--- START ---

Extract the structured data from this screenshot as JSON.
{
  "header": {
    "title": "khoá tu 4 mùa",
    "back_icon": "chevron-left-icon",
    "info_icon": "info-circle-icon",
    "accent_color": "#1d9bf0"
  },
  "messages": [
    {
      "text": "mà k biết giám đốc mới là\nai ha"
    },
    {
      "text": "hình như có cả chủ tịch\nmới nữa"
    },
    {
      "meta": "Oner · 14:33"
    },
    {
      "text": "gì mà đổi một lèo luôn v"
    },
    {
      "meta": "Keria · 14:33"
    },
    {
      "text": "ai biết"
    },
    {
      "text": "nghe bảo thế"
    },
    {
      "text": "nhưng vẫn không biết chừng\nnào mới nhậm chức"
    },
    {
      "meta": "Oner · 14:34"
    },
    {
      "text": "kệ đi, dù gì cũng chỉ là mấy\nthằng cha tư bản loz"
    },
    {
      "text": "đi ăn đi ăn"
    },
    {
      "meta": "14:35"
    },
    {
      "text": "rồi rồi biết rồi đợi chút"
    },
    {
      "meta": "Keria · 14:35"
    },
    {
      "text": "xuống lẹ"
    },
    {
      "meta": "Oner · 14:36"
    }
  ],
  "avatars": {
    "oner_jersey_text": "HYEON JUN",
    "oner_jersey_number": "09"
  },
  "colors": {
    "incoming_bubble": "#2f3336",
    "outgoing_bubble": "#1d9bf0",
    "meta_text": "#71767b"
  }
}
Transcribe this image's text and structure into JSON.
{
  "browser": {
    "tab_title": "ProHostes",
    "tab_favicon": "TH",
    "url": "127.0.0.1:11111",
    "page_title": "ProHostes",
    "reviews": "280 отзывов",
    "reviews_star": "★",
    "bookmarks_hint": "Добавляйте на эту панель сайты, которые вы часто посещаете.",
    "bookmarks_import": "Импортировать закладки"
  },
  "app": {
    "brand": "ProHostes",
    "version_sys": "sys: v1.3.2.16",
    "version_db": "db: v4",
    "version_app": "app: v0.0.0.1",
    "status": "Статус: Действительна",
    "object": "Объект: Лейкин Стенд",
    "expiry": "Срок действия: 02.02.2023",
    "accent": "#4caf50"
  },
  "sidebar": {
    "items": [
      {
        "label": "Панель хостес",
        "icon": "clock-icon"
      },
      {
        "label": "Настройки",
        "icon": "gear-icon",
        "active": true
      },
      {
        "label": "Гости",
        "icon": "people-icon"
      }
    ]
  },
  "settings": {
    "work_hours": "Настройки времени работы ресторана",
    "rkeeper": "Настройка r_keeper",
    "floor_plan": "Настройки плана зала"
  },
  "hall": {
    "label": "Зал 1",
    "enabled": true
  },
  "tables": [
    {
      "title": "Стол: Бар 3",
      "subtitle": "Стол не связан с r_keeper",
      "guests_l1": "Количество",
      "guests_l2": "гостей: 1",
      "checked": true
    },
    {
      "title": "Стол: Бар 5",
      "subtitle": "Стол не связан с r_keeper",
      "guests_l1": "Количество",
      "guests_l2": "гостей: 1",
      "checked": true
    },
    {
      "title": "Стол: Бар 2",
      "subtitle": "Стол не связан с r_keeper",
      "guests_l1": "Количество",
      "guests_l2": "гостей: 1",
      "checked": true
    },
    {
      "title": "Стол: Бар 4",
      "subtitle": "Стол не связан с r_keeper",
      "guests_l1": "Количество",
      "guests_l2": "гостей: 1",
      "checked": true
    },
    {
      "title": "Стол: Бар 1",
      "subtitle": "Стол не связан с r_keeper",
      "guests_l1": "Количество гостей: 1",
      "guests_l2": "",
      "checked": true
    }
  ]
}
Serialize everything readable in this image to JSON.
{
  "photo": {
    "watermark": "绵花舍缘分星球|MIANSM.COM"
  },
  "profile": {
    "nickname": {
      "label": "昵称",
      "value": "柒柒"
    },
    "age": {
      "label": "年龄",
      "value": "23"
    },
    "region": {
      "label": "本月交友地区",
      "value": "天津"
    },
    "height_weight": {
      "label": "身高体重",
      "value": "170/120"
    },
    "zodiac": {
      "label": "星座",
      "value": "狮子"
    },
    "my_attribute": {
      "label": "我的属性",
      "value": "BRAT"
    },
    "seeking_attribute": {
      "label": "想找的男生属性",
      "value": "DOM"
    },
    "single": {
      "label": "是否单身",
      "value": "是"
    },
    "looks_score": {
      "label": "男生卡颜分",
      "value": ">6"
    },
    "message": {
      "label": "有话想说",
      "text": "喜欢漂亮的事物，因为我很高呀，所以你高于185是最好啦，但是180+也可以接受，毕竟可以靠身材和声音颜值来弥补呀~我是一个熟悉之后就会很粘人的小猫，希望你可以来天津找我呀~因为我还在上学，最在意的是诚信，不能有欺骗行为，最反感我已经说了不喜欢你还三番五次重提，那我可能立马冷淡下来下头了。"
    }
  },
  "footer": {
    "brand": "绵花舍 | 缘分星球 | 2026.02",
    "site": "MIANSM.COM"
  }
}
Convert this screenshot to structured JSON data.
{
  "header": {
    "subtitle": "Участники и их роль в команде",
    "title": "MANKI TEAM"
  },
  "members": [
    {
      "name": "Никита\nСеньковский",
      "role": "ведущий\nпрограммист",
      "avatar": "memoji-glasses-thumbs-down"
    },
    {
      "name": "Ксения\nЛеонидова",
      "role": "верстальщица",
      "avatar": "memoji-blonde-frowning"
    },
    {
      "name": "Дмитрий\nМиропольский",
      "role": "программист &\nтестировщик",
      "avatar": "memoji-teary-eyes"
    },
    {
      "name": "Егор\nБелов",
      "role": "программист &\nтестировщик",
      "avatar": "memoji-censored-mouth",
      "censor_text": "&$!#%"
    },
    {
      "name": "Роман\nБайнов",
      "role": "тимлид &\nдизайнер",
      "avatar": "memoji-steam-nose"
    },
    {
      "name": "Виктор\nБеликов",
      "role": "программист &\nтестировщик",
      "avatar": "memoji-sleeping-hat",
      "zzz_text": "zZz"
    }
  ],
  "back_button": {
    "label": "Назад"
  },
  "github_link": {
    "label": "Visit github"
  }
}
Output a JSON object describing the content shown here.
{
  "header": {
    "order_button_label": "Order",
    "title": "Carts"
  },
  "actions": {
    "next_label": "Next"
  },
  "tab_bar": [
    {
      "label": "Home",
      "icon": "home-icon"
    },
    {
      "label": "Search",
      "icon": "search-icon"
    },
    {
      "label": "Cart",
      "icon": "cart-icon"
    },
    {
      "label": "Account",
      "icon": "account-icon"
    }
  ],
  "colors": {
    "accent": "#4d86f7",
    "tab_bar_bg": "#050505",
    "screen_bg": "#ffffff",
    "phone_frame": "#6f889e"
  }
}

--- END ---

*TASK DIRECTIONS*.
Copy all of the material word for word.

*SOLUTION FOR THIS EXERCISE*.
Extract the structured data from this screenshot as JSON.
{
  "header": {
    "title": "khoá tu 4 mùa",
    "back_icon": "chevron-left-icon",
    "info_icon": "info-circle-icon",
    "accent_color": "#1d9bf0"
  },
  "messages": [
    {
      "text": "mà k biết giám đốc mới là\nai ha"
    },
    {
      "text": "hình như có cả chủ tịch\nmới nữa"
    },
    {
      "meta": "Oner · 14:33"
    },
    {
      "text": "gì mà đổi một lèo luôn v"
    },
    {
      "meta": "Keria · 14:33"
    },
    {
      "text": "ai biết"
    },
    {
      "text": "nghe bảo thế"
    },
    {
      "text": "nhưng vẫn không biết chừng\nnào mới nhậm chức"
    },
    {
      "meta": "Oner · 14:34"
    },
    {
      "text": "kệ đi, dù gì cũng chỉ là mấy\nthằng cha tư bản loz"
    },
    {
      "text": "đi ăn đi ăn"
    },
    {
      "meta": "14:35"
    },
    {
      "text": "rồi rồi biết rồi đợi chút"
    },
    {
      "meta": "Keria · 14:35"
    },
    {
      "text": "xuống lẹ"
    },
    {
      "meta": "Oner · 14:36"
    }
  ],
  "avatars": {
    "oner_jersey_text": "HYEON JUN",
    "oner_jersey_number": "09"
  },
  "colors": {
    "incoming_bubble": "#2f3336",
    "outgoing_bubble": "#1d9bf0",
    "meta_text": "#71767b"
  }
}
Transcribe this image's text and structure into JSON.
{
  "browser": {
    "tab_title": "ProHostes",
    "tab_favicon": "TH",
    "url": "127.0.0.1:11111",
    "page_title": "ProHostes",
    "reviews": "280 отзывов",
    "reviews_star": "★",
    "bookmarks_hint": "Добавляйте на эту панель сайты, которые вы часто посещаете.",
    "bookmarks_import": "Импортировать закладки"
  },
  "app": {
    "brand": "ProHostes",
    "version_sys": "sys: v1.3.2.16",
    "version_db": "db: v4",
    "version_app": "app: v0.0.0.1",
    "status": "Статус: Действительна",
    "object": "Объект: Лейкин Стенд",
    "expiry": "Срок действия: 02.02.2023",
    "accent": "#4caf50"
  },
  "sidebar": {
    "items": [
      {
        "label": "Панель хостес",
        "icon": "clock-icon"
      },
      {
        "label": "Настройки",
        "icon": "gear-icon",
        "active": true
      },
      {
        "label": "Гости",
        "icon": "people-icon"
      }
    ]
  },
  "settings": {
    "work_hours": "Настройки времени работы ресторана",
    "rkeeper": "Настройка r_keeper",
    "floor_plan": "Настройки плана зала"
  },
  "hall": {
    "label": "Зал 1",
    "enabled": true
  },
  "tables": [
    {
      "title": "Стол: Бар 3",
      "subtitle": "Стол не связан с r_keeper",
      "guests_l1": "Количество",
      "guests_l2": "гостей: 1",
      "checked": true
    },
    {
      "title": "Стол: Бар 5",
      "subtitle": "Стол не связан с r_keeper",
      "guests_l1": "Количество",
      "guests_l2": "гостей: 1",
      "checked": true
    },
    {
      "title": "Стол: Бар 2",
      "subtitle": "Стол не связан с r_keeper",
      "guests_l1": "Количество",
      "guests_l2": "гостей: 1",
      "checked": true
    },
    {
      "title": "Стол: Бар 4",
      "subtitle": "Стол не связан с r_keeper",
      "guests_l1": "Количество",
      "guests_l2": "гостей: 1",
      "checked": true
    },
    {
      "title": "Стол: Бар 1",
      "subtitle": "Стол не связан с r_keeper",
      "guests_l1": "Количество гостей: 1",
      "guests_l2": "",
      "checked": true
    }
  ]
}
Serialize everything readable in this image to JSON.
{
  "photo": {
    "watermark": "绵花舍缘分星球|MIANSM.COM"
  },
  "profile": {
    "nickname": {
      "label": "昵称",
      "value": "柒柒"
    },
    "age": {
      "label": "年龄",
      "value": "23"
    },
    "region": {
      "label": "本月交友地区",
      "value": "天津"
    },
    "height_weight": {
      "label": "身高体重",
      "value": "170/120"
    },
    "zodiac": {
      "label": "星座",
      "value": "狮子"
    },
    "my_attribute": {
      "label": "我的属性",
      "value": "BRAT"
    },
    "seeking_attribute": {
      "label": "想找的男生属性",
      "value": "DOM"
    },
    "single": {
      "label": "是否单身",
      "value": "是"
    },
    "looks_score": {
      "label": "男生卡颜分",
      "value": ">6"
    },
    "message": {
      "label": "有话想说",
      "text": "喜欢漂亮的事物，因为我很高呀，所以你高于185是最好啦，但是180+也可以接受，毕竟可以靠身材和声音颜值来弥补呀~我是一个熟悉之后就会很粘人的小猫，希望你可以来天津找我呀~因为我还在上学，最在意的是诚信，不能有欺骗行为，最反感我已经说了不喜欢你还三番五次重提，那我可能立马冷淡下来下头了。"
    }
  },
  "footer": {
    "brand": "绵花舍 | 缘分星球 | 2026.02",
    "site": "MIANSM.COM"
  }
}
Convert this screenshot to structured JSON data.
{
  "header": {
    "subtitle": "Участники и их роль в команде",
    "title": "MANKI TEAM"
  },
  "members": [
    {
      "name": "Никита\nСеньковский",
      "role": "ведущий\nпрограммист",
      "avatar": "memoji-glasses-thumbs-down"
    },
    {
      "name": "Ксения\nЛеонидова",
      "role": "верстальщица",
      "avatar": "memoji-blonde-frowning"
    },
    {
      "name": "Дмитрий\nМиропольский",
      "role": "программист &\nтестировщик",
      "avatar": "memoji-teary-eyes"
    },
    {
      "name": "Егор\nБелов",
      "role": "программист &\nтестировщик",
      "avatar": "memoji-censored-mouth",
      "censor_text": "&$!#%"
    },
    {
      "name": "Роман\nБайнов",
      "role": "тимлид &\nдизайнер",
      "avatar": "memoji-steam-nose"
    },
    {
      "name": "Виктор\nБеликов",
      "role": "программист &\nтестировщик",
      "avatar": "memoji-sleeping-hat",
      "zzz_text": "zZz"
    }
  ],
  "back_button": {
    "label": "Назад"
  },
  "github_link": {
    "label": "Visit github"
  }
}
Output a JSON object describing the content shown here.
{
  "header": {
    "order_button_label": "Order",
    "title": "Carts"
  },
  "actions": {
    "next_label": "Next"
  },
  "tab_bar": [
    {
      "label": "Home",
      "icon": "home-icon"
    },
    {
      "label": "Search",
      "icon": "search-icon"
    },
    {
      "label": "Cart",
      "icon": "cart-icon"
    },
    {
      "label": "Account",
      "icon": "account-icon"
    }
  ],
  "colors": {
    "accent": "#4d86f7",
    "tab_bar_bg": "#050505",
    "screen_bg": "#ffffff",
    "phone_frame": "#6f889e"
  }
}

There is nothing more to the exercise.